What you have to do:
Starting at the line that contains "Parse this chart and return its data as JSON.", write out each line through the end of the data below, exactly as it stands. Skip any pictures.
══ Supplied entries ══
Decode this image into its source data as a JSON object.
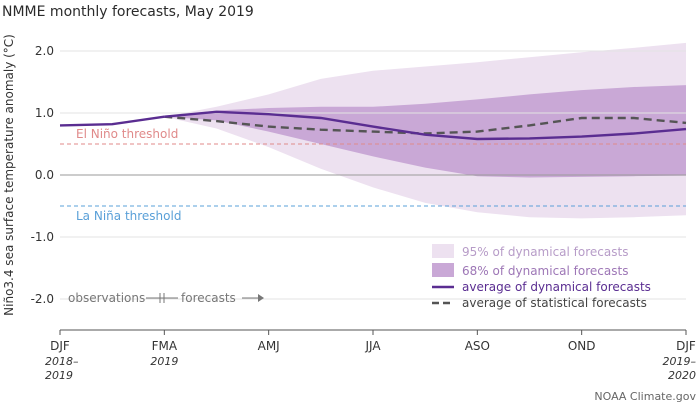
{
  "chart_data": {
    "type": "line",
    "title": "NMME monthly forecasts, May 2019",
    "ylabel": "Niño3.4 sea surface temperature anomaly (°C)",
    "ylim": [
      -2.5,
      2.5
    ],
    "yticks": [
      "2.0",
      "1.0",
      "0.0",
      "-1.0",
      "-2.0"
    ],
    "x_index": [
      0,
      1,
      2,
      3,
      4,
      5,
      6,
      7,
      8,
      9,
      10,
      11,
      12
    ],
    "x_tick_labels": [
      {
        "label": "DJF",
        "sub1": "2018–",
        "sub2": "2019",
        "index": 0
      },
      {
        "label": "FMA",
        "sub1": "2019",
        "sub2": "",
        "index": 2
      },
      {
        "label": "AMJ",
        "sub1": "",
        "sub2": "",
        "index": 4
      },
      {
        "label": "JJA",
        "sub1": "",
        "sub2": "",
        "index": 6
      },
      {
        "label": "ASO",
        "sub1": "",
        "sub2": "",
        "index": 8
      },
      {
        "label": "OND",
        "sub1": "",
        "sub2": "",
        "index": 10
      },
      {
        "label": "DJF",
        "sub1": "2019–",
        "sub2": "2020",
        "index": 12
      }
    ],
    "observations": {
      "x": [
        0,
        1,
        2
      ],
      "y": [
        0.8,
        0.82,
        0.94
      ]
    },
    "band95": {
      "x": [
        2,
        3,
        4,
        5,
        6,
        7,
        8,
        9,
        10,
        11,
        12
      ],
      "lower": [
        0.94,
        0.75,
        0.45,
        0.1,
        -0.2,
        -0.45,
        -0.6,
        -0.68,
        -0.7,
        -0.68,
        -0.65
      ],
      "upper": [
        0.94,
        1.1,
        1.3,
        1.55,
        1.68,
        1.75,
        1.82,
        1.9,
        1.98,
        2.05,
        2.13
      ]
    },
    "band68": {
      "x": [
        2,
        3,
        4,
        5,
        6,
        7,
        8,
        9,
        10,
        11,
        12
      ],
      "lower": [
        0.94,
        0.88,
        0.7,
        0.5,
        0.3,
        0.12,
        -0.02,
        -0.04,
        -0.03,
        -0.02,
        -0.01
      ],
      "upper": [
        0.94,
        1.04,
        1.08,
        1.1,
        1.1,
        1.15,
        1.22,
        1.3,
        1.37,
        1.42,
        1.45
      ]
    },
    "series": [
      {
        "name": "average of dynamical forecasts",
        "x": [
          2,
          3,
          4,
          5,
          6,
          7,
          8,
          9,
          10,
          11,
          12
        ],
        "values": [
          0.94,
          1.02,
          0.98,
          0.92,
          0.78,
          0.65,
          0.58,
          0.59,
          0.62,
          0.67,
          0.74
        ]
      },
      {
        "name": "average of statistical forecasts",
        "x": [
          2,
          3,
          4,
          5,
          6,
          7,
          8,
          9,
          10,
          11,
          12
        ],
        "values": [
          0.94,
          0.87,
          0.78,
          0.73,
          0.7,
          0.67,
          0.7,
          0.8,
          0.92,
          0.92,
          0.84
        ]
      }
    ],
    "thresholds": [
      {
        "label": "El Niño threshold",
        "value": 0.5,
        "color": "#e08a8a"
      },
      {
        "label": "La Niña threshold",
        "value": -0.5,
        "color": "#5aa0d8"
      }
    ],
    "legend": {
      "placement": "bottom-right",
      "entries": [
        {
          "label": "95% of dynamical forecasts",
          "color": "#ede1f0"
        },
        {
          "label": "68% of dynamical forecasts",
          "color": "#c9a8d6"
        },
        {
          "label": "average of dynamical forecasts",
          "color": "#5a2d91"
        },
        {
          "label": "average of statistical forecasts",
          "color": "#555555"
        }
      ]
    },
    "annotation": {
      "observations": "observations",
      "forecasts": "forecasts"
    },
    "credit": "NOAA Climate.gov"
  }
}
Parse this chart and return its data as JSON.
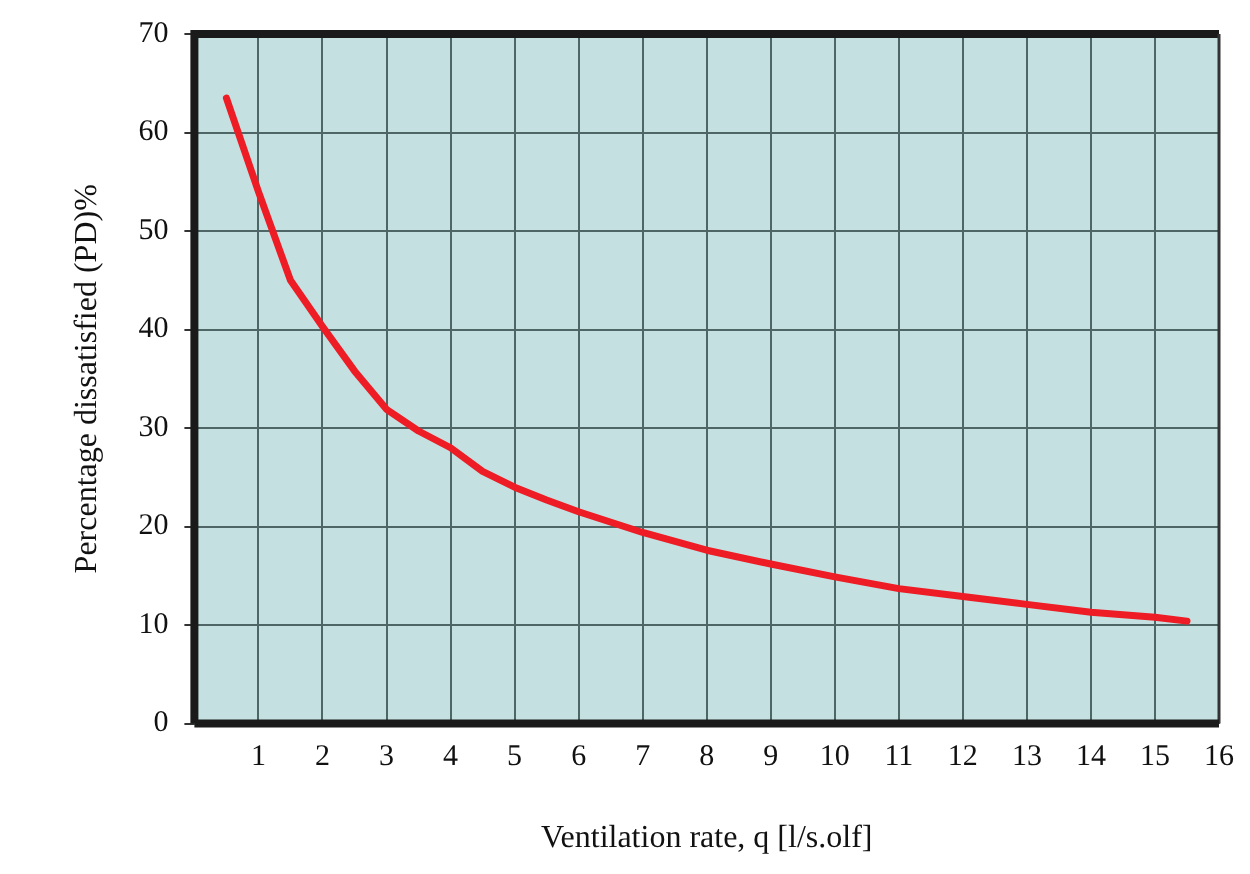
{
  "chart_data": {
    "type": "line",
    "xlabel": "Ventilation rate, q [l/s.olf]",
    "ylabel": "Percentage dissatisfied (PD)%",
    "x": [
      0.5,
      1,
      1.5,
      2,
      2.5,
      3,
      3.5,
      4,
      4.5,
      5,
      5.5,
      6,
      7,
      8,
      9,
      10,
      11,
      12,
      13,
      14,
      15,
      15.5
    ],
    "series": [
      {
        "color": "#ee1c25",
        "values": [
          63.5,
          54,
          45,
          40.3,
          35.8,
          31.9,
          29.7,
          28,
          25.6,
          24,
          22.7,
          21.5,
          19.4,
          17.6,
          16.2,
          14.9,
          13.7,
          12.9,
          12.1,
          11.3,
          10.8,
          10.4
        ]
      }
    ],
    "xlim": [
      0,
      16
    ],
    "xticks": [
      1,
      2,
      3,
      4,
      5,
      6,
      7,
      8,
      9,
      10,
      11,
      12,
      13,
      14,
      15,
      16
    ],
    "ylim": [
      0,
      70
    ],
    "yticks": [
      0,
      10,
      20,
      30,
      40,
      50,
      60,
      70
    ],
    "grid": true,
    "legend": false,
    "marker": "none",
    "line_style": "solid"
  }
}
═══
Exercise output:
Parse this chart and return its data as JSON.
{
  "chart_data": {
    "type": "line",
    "xlabel": "Ventilation rate, q [l/s.olf]",
    "ylabel": "Percentage dissatisfied (PD)%",
    "x": [
      0.5,
      1,
      1.5,
      2,
      2.5,
      3,
      3.5,
      4,
      4.5,
      5,
      5.5,
      6,
      7,
      8,
      9,
      10,
      11,
      12,
      13,
      14,
      15,
      15.5
    ],
    "series": [
      {
        "color": "#ee1c25",
        "values": [
          63.5,
          54,
          45,
          40.3,
          35.8,
          31.9,
          29.7,
          28,
          25.6,
          24,
          22.7,
          21.5,
          19.4,
          17.6,
          16.2,
          14.9,
          13.7,
          12.9,
          12.1,
          11.3,
          10.8,
          10.4
        ]
      }
    ],
    "xlim": [
      0,
      16
    ],
    "xticks": [
      1,
      2,
      3,
      4,
      5,
      6,
      7,
      8,
      9,
      10,
      11,
      12,
      13,
      14,
      15,
      16
    ],
    "ylim": [
      0,
      70
    ],
    "yticks": [
      0,
      10,
      20,
      30,
      40,
      50,
      60,
      70
    ],
    "grid": true,
    "legend": false,
    "marker": "none",
    "line_style": "solid"
  }
}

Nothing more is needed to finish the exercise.